■ Required work: Make an exact copy of the listing below.
────────
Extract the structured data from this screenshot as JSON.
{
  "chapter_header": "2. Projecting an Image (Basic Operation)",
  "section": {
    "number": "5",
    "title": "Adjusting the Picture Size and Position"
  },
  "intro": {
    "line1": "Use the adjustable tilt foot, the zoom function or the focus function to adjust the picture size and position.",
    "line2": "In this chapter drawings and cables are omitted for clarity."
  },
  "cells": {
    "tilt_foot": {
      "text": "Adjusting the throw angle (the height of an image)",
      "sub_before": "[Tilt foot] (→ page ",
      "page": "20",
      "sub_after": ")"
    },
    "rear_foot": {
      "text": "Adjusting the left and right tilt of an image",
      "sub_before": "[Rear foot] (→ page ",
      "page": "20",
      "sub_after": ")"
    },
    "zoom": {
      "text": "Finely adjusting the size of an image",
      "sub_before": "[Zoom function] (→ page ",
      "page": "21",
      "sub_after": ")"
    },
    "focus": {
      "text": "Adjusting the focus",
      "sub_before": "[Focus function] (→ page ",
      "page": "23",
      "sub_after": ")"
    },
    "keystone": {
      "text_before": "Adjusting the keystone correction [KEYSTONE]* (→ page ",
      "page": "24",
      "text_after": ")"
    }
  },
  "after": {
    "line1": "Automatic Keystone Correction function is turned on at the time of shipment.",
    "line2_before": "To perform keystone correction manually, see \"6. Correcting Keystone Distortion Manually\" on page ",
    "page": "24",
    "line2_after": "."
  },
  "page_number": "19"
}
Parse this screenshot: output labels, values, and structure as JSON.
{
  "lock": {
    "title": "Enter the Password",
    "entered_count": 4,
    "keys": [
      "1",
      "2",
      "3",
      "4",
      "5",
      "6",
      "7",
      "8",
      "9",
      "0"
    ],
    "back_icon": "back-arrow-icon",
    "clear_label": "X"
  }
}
────────
■ Full solution:
Extract the structured data from this screenshot as JSON.
{
  "chapter_header": "2. Projecting an Image (Basic Operation)",
  "section": {
    "number": "5",
    "title": "Adjusting the Picture Size and Position"
  },
  "intro": {
    "line1": "Use the adjustable tilt foot, the zoom function or the focus function to adjust the picture size and position.",
    "line2": "In this chapter drawings and cables are omitted for clarity."
  },
  "cells": {
    "tilt_foot": {
      "text": "Adjusting the throw angle (the height of an image)",
      "sub_before": "[Tilt foot] (→ page ",
      "page": "20",
      "sub_after": ")"
    },
    "rear_foot": {
      "text": "Adjusting the left and right tilt of an image",
      "sub_before": "[Rear foot] (→ page ",
      "page": "20",
      "sub_after": ")"
    },
    "zoom": {
      "text": "Finely adjusting the size of an image",
      "sub_before": "[Zoom function] (→ page ",
      "page": "21",
      "sub_after": ")"
    },
    "focus": {
      "text": "Adjusting the focus",
      "sub_before": "[Focus function] (→ page ",
      "page": "23",
      "sub_after": ")"
    },
    "keystone": {
      "text_before": "Adjusting the keystone correction [KEYSTONE]* (→ page ",
      "page": "24",
      "text_after": ")"
    }
  },
  "after": {
    "line1": "Automatic Keystone Correction function is turned on at the time of shipment.",
    "line2_before": "To perform keystone correction manually, see \"6. Correcting Keystone Distortion Manually\" on page ",
    "page": "24",
    "line2_after": "."
  },
  "page_number": "19"
}
Parse this screenshot: output labels, values, and structure as JSON.
{
  "lock": {
    "title": "Enter the Password",
    "entered_count": 4,
    "keys": [
      "1",
      "2",
      "3",
      "4",
      "5",
      "6",
      "7",
      "8",
      "9",
      "0"
    ],
    "back_icon": "back-arrow-icon",
    "clear_label": "X"
  }
}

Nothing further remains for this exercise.